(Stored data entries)
━━━━━━━━━━
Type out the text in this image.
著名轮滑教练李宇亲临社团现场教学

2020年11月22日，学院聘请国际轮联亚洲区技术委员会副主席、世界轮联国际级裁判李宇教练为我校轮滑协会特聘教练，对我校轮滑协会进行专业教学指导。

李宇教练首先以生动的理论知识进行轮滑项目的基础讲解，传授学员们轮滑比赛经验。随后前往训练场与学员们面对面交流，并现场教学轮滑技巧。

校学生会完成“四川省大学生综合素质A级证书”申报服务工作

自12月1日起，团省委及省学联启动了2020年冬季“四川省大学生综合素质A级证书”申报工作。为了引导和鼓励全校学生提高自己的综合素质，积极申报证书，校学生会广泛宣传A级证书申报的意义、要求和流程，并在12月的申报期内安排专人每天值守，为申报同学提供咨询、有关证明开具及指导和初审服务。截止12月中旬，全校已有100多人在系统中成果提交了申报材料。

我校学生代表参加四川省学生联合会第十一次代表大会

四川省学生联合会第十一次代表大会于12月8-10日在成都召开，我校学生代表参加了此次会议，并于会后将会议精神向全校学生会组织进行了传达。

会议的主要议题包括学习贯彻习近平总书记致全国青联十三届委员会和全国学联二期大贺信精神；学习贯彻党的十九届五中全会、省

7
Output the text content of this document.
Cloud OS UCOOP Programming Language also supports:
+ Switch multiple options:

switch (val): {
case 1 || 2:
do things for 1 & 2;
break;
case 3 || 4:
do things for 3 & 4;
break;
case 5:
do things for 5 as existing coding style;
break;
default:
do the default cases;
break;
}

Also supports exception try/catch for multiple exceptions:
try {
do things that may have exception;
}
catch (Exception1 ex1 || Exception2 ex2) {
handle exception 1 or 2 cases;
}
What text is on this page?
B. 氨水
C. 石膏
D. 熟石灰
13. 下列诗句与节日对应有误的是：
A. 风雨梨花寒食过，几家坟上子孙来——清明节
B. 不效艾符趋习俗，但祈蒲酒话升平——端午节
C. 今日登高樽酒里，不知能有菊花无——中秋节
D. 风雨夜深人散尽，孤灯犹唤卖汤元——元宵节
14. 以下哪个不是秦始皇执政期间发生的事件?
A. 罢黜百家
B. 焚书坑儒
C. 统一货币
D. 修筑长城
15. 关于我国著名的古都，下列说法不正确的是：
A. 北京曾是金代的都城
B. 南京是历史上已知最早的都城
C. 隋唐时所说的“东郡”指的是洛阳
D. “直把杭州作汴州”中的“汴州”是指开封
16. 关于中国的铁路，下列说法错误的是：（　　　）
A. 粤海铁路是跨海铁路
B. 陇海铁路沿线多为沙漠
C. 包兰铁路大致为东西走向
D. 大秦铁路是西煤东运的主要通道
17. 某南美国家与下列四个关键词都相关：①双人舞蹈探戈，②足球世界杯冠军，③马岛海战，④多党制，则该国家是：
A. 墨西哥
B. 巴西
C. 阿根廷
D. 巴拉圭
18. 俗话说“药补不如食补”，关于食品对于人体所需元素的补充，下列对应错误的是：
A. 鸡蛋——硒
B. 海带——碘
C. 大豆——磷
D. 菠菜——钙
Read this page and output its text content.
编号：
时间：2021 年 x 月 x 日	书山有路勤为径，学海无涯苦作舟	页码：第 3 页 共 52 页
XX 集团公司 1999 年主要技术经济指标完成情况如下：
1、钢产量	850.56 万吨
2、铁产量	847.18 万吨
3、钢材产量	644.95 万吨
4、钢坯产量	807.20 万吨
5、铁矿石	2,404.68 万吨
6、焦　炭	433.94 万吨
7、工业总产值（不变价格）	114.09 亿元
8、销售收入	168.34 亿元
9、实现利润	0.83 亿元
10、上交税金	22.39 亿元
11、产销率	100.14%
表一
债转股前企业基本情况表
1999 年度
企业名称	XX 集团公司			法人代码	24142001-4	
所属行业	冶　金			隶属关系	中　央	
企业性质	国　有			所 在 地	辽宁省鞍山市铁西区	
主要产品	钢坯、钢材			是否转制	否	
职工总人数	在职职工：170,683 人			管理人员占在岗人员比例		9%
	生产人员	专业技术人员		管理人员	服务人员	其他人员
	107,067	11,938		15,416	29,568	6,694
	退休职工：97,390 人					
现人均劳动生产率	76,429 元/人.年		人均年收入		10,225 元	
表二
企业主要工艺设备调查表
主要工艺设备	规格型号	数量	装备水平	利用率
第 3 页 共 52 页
━━━━━━━━━━
**Exercise**
Reproduce the records above exactly, starting with the line that contains "What text is on this page?" and ending with the last line.

**Correct result**
What text is on this page?
B. 氨水
C. 石膏
D. 熟石灰
13. 下列诗句与节日对应有误的是：
A. 风雨梨花寒食过，几家坟上子孙来——清明节
B. 不效艾符趋习俗，但祈蒲酒话升平——端午节
C. 今日登高樽酒里，不知能有菊花无——中秋节
D. 风雨夜深人散尽，孤灯犹唤卖汤元——元宵节
14. 以下哪个不是秦始皇执政期间发生的事件?
A. 罢黜百家
B. 焚书坑儒
C. 统一货币
D. 修筑长城
15. 关于我国著名的古都，下列说法不正确的是：
A. 北京曾是金代的都城
B. 南京是历史上已知最早的都城
C. 隋唐时所说的“东郡”指的是洛阳
D. “直把杭州作汴州”中的“汴州”是指开封
16. 关于中国的铁路，下列说法错误的是：（　　　）
A. 粤海铁路是跨海铁路
B. 陇海铁路沿线多为沙漠
C. 包兰铁路大致为东西走向
D. 大秦铁路是西煤东运的主要通道
17. 某南美国家与下列四个关键词都相关：①双人舞蹈探戈，②足球世界杯冠军，③马岛海战，④多党制，则该国家是：
A. 墨西哥
B. 巴西
C. 阿根廷
D. 巴拉圭
18. 俗话说“药补不如食补”，关于食品对于人体所需元素的补充，下列对应错误的是：
A. 鸡蛋——硒
B. 海带——碘
C. 大豆——磷
D. 菠菜——钙
Read this page and output its text content.
编号：
时间：2021 年 x 月 x 日	书山有路勤为径，学海无涯苦作舟	页码：第 3 页 共 52 页
XX 集团公司 1999 年主要技术经济指标完成情况如下：
1、钢产量	850.56 万吨
2、铁产量	847.18 万吨
3、钢材产量	644.95 万吨
4、钢坯产量	807.20 万吨
5、铁矿石	2,404.68 万吨
6、焦　炭	433.94 万吨
7、工业总产值（不变价格）	114.09 亿元
8、销售收入	168.34 亿元
9、实现利润	0.83 亿元
10、上交税金	22.39 亿元
11、产销率	100.14%
表一
债转股前企业基本情况表
1999 年度
企业名称	XX 集团公司			法人代码	24142001-4	
所属行业	冶　金			隶属关系	中　央	
企业性质	国　有			所 在 地	辽宁省鞍山市铁西区	
主要产品	钢坯、钢材			是否转制	否	
职工总人数	在职职工：170,683 人			管理人员占在岗人员比例		9%
	生产人员	专业技术人员		管理人员	服务人员	其他人员
	107,067	11,938		15,416	29,568	6,694
	退休职工：97,390 人					
现人均劳动生产率	76,429 元/人.年		人均年收入		10,225 元	
表二
企业主要工艺设备调查表
主要工艺设备	规格型号	数量	装备水平	利用率
第 3 页 共 52 页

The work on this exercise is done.